• [Aim of the exercise] Leave out the pictures and restate the rest of the data exactly.

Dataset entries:
[Begin]

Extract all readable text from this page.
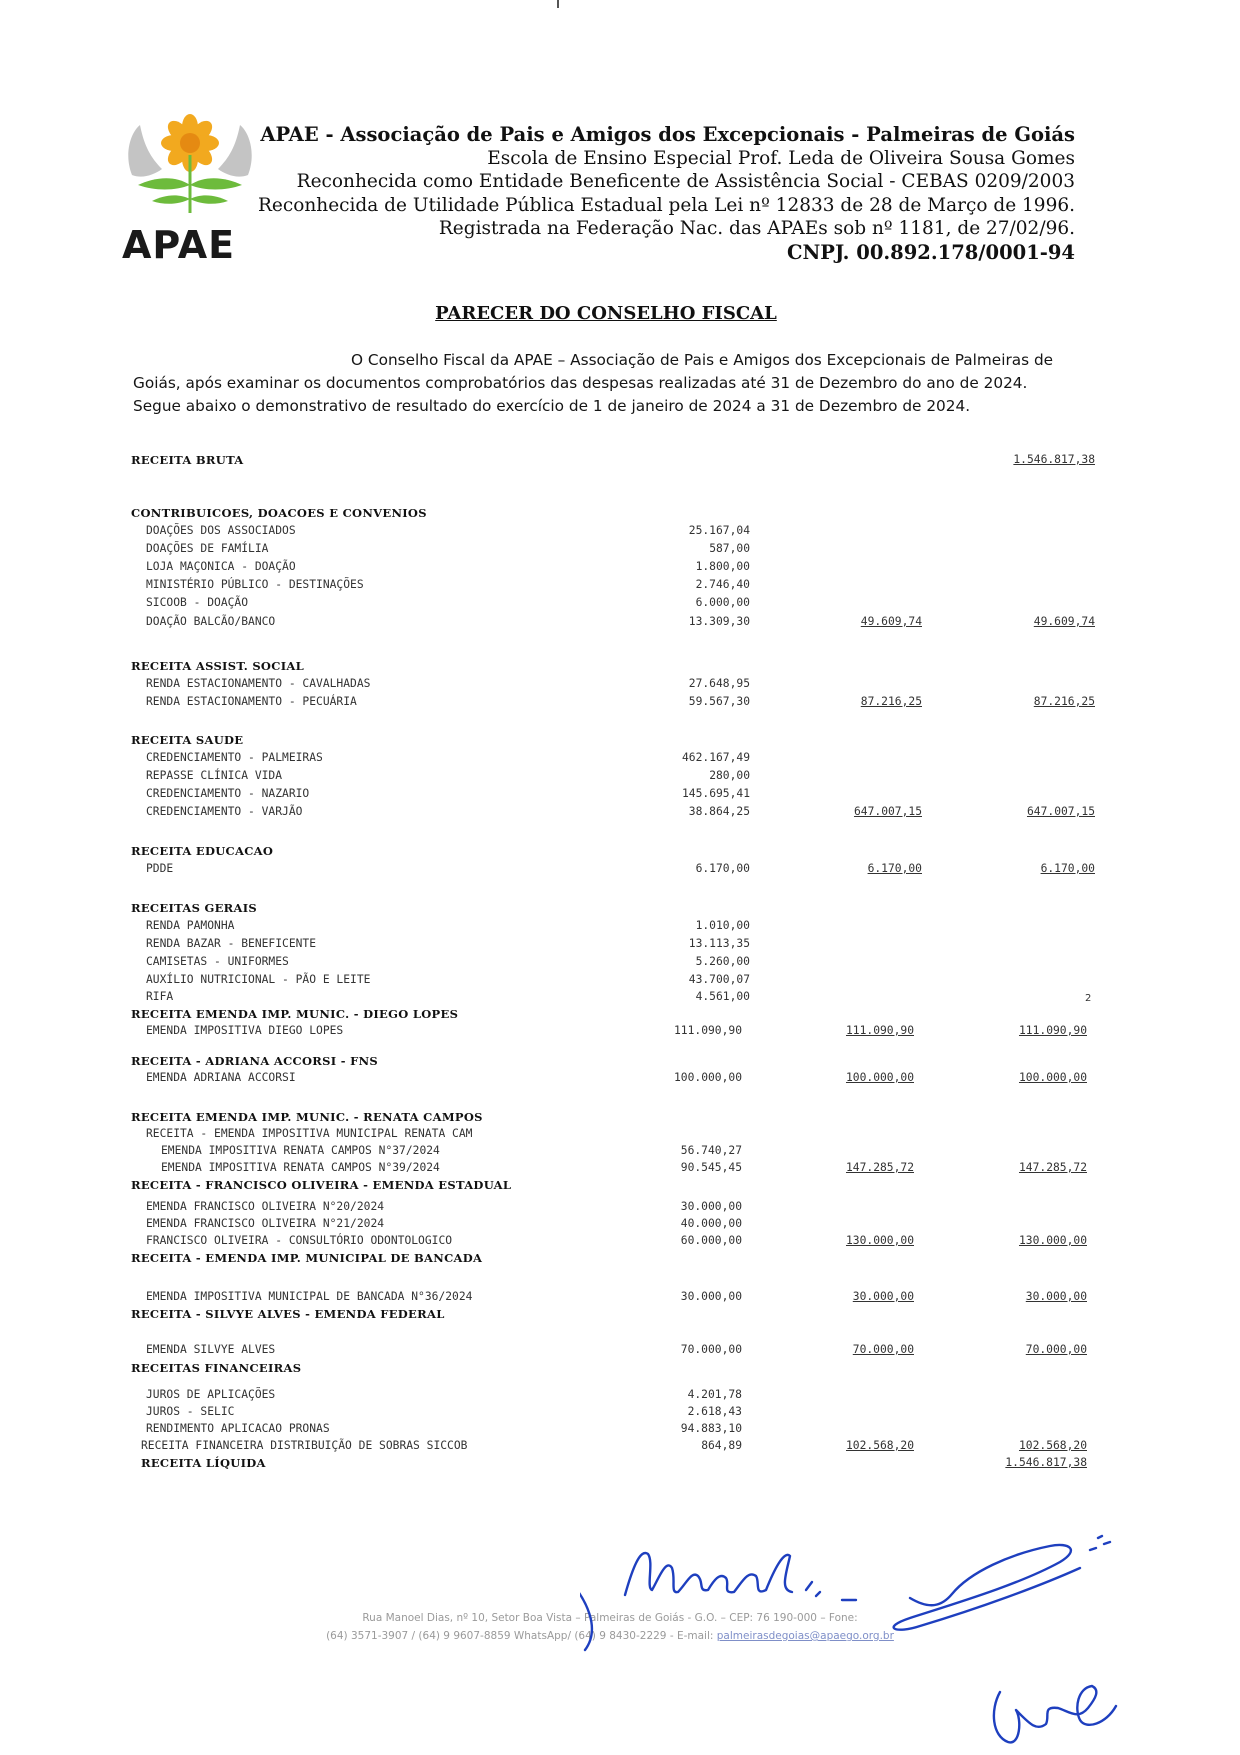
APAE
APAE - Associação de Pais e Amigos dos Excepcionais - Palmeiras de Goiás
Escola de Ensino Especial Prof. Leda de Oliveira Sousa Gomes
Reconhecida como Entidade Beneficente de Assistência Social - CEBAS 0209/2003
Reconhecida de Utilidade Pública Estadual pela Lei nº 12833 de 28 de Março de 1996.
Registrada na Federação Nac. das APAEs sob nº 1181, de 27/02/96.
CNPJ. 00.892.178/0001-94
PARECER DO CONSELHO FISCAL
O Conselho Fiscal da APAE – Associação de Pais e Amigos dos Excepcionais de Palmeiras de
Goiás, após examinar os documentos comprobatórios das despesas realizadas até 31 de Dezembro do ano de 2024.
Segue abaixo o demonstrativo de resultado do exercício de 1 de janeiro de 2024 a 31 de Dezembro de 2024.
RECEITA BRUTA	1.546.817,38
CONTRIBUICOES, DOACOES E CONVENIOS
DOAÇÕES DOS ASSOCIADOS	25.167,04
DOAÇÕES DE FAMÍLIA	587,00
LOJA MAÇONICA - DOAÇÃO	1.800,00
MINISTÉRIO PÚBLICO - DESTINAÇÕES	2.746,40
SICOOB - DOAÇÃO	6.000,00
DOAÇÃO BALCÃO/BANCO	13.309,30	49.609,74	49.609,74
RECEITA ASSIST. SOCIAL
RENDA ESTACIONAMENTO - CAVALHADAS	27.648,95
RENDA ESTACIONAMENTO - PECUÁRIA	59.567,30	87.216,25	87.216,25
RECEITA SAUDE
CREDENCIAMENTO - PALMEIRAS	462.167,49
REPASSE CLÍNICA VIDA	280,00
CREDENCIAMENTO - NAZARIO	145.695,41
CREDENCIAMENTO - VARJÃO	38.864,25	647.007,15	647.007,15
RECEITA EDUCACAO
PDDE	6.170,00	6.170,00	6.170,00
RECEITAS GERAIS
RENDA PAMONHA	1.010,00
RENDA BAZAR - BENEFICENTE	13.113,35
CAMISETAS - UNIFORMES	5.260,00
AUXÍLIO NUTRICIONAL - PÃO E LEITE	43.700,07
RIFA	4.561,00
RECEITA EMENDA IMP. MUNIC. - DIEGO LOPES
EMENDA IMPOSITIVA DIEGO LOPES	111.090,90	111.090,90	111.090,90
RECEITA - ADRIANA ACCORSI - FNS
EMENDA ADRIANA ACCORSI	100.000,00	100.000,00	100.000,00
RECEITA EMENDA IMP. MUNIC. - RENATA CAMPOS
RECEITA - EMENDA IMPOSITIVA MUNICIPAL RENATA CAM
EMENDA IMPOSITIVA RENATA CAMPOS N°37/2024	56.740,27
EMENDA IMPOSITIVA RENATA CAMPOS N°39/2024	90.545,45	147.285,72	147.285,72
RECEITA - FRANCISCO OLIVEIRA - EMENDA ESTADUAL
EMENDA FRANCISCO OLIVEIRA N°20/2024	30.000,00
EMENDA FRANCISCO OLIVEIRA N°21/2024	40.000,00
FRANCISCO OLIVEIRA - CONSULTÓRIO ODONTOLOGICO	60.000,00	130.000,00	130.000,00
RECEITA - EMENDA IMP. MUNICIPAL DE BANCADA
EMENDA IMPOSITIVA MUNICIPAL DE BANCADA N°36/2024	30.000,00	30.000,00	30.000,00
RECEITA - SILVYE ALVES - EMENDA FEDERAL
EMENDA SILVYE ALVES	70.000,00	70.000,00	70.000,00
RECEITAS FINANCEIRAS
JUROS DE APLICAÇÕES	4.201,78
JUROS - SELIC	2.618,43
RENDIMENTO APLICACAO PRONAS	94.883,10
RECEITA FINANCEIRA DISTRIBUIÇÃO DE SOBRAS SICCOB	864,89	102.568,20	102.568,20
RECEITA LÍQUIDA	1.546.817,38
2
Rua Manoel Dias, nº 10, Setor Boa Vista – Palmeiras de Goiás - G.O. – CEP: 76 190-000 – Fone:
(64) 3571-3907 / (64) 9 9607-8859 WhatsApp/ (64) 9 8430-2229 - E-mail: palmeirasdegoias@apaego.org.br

[End]

• [Complete output]
Extract all readable text from this page.
APAE
APAE - Associação de Pais e Amigos dos Excepcionais - Palmeiras de Goiás
Escola de Ensino Especial Prof. Leda de Oliveira Sousa Gomes
Reconhecida como Entidade Beneficente de Assistência Social - CEBAS 0209/2003
Reconhecida de Utilidade Pública Estadual pela Lei nº 12833 de 28 de Março de 1996.
Registrada na Federação Nac. das APAEs sob nº 1181, de 27/02/96.
CNPJ. 00.892.178/0001-94
PARECER DO CONSELHO FISCAL
O Conselho Fiscal da APAE – Associação de Pais e Amigos dos Excepcionais de Palmeiras de
Goiás, após examinar os documentos comprobatórios das despesas realizadas até 31 de Dezembro do ano de 2024.
Segue abaixo o demonstrativo de resultado do exercício de 1 de janeiro de 2024 a 31 de Dezembro de 2024.
RECEITA BRUTA	1.546.817,38
CONTRIBUICOES, DOACOES E CONVENIOS
DOAÇÕES DOS ASSOCIADOS	25.167,04
DOAÇÕES DE FAMÍLIA	587,00
LOJA MAÇONICA - DOAÇÃO	1.800,00
MINISTÉRIO PÚBLICO - DESTINAÇÕES	2.746,40
SICOOB - DOAÇÃO	6.000,00
DOAÇÃO BALCÃO/BANCO	13.309,30	49.609,74	49.609,74
RECEITA ASSIST. SOCIAL
RENDA ESTACIONAMENTO - CAVALHADAS	27.648,95
RENDA ESTACIONAMENTO - PECUÁRIA	59.567,30	87.216,25	87.216,25
RECEITA SAUDE
CREDENCIAMENTO - PALMEIRAS	462.167,49
REPASSE CLÍNICA VIDA	280,00
CREDENCIAMENTO - NAZARIO	145.695,41
CREDENCIAMENTO - VARJÃO	38.864,25	647.007,15	647.007,15
RECEITA EDUCACAO
PDDE	6.170,00	6.170,00	6.170,00
RECEITAS GERAIS
RENDA PAMONHA	1.010,00
RENDA BAZAR - BENEFICENTE	13.113,35
CAMISETAS - UNIFORMES	5.260,00
AUXÍLIO NUTRICIONAL - PÃO E LEITE	43.700,07
RIFA	4.561,00
RECEITA EMENDA IMP. MUNIC. - DIEGO LOPES
EMENDA IMPOSITIVA DIEGO LOPES	111.090,90	111.090,90	111.090,90
RECEITA - ADRIANA ACCORSI - FNS
EMENDA ADRIANA ACCORSI	100.000,00	100.000,00	100.000,00
RECEITA EMENDA IMP. MUNIC. - RENATA CAMPOS
RECEITA - EMENDA IMPOSITIVA MUNICIPAL RENATA CAM
EMENDA IMPOSITIVA RENATA CAMPOS N°37/2024	56.740,27
EMENDA IMPOSITIVA RENATA CAMPOS N°39/2024	90.545,45	147.285,72	147.285,72
RECEITA - FRANCISCO OLIVEIRA - EMENDA ESTADUAL
EMENDA FRANCISCO OLIVEIRA N°20/2024	30.000,00
EMENDA FRANCISCO OLIVEIRA N°21/2024	40.000,00
FRANCISCO OLIVEIRA - CONSULTÓRIO ODONTOLOGICO	60.000,00	130.000,00	130.000,00
RECEITA - EMENDA IMP. MUNICIPAL DE BANCADA
EMENDA IMPOSITIVA MUNICIPAL DE BANCADA N°36/2024	30.000,00	30.000,00	30.000,00
RECEITA - SILVYE ALVES - EMENDA FEDERAL
EMENDA SILVYE ALVES	70.000,00	70.000,00	70.000,00
RECEITAS FINANCEIRAS
JUROS DE APLICAÇÕES	4.201,78
JUROS - SELIC	2.618,43
RENDIMENTO APLICACAO PRONAS	94.883,10
RECEITA FINANCEIRA DISTRIBUIÇÃO DE SOBRAS SICCOB	864,89	102.568,20	102.568,20
RECEITA LÍQUIDA	1.546.817,38
2
Rua Manoel Dias, nº 10, Setor Boa Vista – Palmeiras de Goiás - G.O. – CEP: 76 190-000 – Fone:
(64) 3571-3907 / (64) 9 9607-8859 WhatsApp/ (64) 9 8430-2229 - E-mail: palmeirasdegoias@apaego.org.br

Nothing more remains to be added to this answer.